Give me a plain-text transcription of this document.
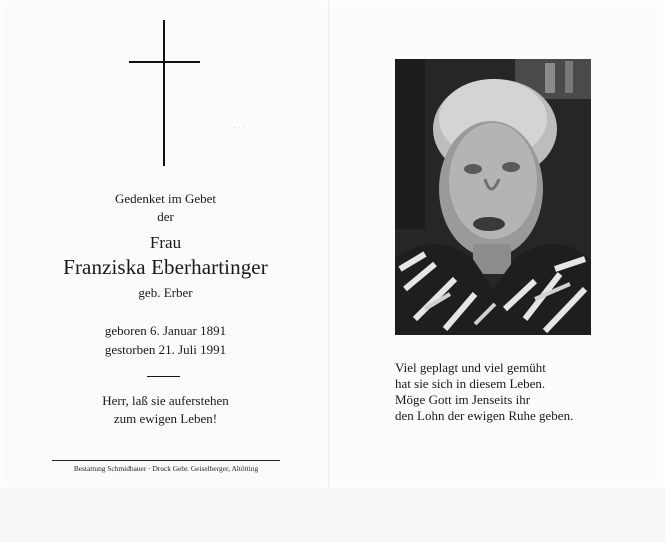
. ·
Gedenket im Gebet
der
Frau
Franziska Eberhartinger
geb. Erber
geboren 6. Januar 1891
gestorben 21. Juli 1991
Herr, laß sie auferstehen
zum ewigen Leben!
Bestattung Schmidbauer · Druck Gebr. Geiselberger, Altötting
Viel geplagt und viel gemüht
hat sie sich in diesem Leben.
Möge Gott im Jenseits ihr
den Lohn der ewigen Ruhe geben.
== == ==
Quote every entry exactly, with the pictures omitted.

=== Result for this exercise ===
Give me a plain-text transcription of this document.
. ·
Gedenket im Gebet
der
Frau
Franziska Eberhartinger
geb. Erber
geboren 6. Januar 1891
gestorben 21. Juli 1991
Herr, laß sie auferstehen
zum ewigen Leben!
Bestattung Schmidbauer · Druck Gebr. Geiselberger, Altötting
Viel geplagt und viel gemüht
hat sie sich in diesem Leben.
Möge Gott im Jenseits ihr
den Lohn der ewigen Ruhe geben.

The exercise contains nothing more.